Tasks and exercises:
a) List every date or year that the text on OSF/1 and OSF MK mentions.
b) Write a continuation of the text on OSF/1 and OSF MK, beginning after its final sentence.

*** Opening Document excerpt ***

Upon its acquisition of Apollo Computer in 1989, HP announced plans to introduce OSF/1 on both companies' products by late 1990. HP released a port of OSF/1 to the early HP 9000/700 workstations based on the PA-RISC 1.1 architecture. This was withdrawn soon afterwards due to lack of software and hardware support compared to competing operating systems, specifically HP-UX.

As part of the AIM alliance and the resulting PowerOpen specification, Apple Computer intended to base A/UX 4.0 for its PowerPC-based Macintoshes upon OSF/1, but the project was cancelled and PowerOpen deprecated.

IBM used OSF/1 as the basis of the AIX/ESA operating system for System/370 and System/390 mainframes.

Intel Paragon supercomputers used a version of OSF/1 featuring the Mach 3.0 kernel.

OSF/1 was also ported by Kendall Square Research to its proprietary microarchitecture used in the KSR1 supercomputer.

== OSF MK ==
The Open Software Foundation created OSF MK, an evolution of OSF/1, incorporating the OSF Mach kernel (or OSF Microkernel) based on Mach 3.0 along with a variety of other functionality including the OSF/1 Single Server providing the Unix system personality. The complete system in the form of MK 5.0 was made available under commercial terms to OSF/1 licensees in April 1993. In contrast to the OSF/1 server, which was encumbered by proprietary Unix licensing, the microkernel itself remained freely available for adoption by other projects. In OSF MK, it contains applicable code from the University of Utah Mach 4 kernel (such as the "Shuttles" modification used to speed up message passing) and applicable code from the many Mach 3.0 variants that sprouted off from the original Carnegie Mellon University Mach 3.0 kernel. It also consists of improvements made by the OSF such as built-in collocation capability, realtime improvements, and rewriting of the IPC RPC component for better performance.

*** Closing Document excerpt ***
*** Opening Supplied material ***

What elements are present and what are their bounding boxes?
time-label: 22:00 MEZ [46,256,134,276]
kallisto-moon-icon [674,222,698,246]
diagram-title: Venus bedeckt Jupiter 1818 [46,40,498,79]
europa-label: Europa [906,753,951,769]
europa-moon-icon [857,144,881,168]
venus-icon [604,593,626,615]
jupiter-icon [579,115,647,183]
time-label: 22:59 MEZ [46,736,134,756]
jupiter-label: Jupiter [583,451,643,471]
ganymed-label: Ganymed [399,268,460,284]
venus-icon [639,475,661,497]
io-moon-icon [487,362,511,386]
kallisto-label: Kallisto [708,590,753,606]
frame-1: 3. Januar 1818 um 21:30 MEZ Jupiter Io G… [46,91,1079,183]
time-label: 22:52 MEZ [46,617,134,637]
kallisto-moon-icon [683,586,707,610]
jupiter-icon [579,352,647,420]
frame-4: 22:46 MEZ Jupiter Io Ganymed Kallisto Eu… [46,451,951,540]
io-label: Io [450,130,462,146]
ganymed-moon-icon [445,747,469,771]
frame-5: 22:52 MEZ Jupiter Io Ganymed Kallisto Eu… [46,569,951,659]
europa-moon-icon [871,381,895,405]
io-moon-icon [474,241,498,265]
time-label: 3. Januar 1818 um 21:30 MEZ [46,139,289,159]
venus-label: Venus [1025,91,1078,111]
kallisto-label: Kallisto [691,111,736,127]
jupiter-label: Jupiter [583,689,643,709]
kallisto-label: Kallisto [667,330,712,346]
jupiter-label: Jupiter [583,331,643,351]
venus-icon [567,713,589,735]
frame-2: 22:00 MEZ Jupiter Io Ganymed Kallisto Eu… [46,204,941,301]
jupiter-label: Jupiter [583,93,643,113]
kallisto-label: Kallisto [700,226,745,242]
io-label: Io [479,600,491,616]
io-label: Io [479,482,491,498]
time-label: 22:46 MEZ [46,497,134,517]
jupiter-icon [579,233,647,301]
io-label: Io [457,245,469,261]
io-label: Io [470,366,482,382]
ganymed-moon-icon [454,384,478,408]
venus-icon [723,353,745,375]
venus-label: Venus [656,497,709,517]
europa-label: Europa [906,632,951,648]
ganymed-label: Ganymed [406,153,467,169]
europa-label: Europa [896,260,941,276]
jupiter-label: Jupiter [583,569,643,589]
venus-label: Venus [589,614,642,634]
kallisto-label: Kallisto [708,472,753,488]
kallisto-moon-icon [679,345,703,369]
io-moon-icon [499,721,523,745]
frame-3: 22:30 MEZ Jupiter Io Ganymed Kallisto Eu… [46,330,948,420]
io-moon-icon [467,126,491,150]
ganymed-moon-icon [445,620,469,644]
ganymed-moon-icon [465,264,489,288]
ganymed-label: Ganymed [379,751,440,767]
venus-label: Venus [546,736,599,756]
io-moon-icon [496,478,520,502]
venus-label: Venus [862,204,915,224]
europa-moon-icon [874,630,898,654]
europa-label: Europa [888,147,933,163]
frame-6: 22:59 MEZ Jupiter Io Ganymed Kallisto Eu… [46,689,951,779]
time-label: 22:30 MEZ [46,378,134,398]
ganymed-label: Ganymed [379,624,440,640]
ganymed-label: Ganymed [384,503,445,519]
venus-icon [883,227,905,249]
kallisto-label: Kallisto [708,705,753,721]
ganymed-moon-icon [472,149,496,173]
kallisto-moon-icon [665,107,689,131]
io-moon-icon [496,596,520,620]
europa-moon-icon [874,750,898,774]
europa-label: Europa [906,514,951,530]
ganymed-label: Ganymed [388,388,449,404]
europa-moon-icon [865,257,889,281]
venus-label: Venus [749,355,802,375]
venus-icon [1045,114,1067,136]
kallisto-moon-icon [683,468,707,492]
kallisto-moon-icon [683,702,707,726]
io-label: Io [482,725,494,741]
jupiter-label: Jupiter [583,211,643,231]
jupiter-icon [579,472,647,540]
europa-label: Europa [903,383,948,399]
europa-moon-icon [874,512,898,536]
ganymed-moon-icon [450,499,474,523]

*** Closing Supplied material ***

Answer set:
a) 1989, late 1990, April 1993

b)
== OSF/1 AD ==
OSF/1 AD (Advanced Development) was a distributed version of OSF/1 developed for massively parallel supercomputers by Locus Computing Corporation. Variants of OSF/1 AD are on several such systems, including the Intel Paragon XP/S and ASCI Red, Convex Exemplar SPP-1200 (as SPP-UX) and the Hitachi SR2201 (as HI-UX MPP).

== OSF/2 ==

OSF/2, a successor to OSF/1, was described as being based on the TMach system developed by Trusted Information Systems. TMach, or Trusted Mach, was an operating system architecture incorporating the OSF Mach MK++ kernel, introducing a trusted computing base layer consisting of trusted server components, hosting an application layer in which untrusted programs would run. In 1989, HP announced plans to merge the software platforms of its own products and those of newly acquired Apollo Computer to form a single OSF/2-compliant platform to be delivered by 1992.

Other interpretations of the OSF/2 name were associated with various plans to remove AT&T-licensed code from early forms of OSF/1 and the Mach kernel in particular, leading to speculation that a system based on the Chorus microkernel might supplant Mach entirely and become OSF/2 itself. With such a Chorus-based architecture having been rejected in favour of the Mach 3.0 microkernel, the OSF/2 designation persisted in reporting of this particular form of OSF/1.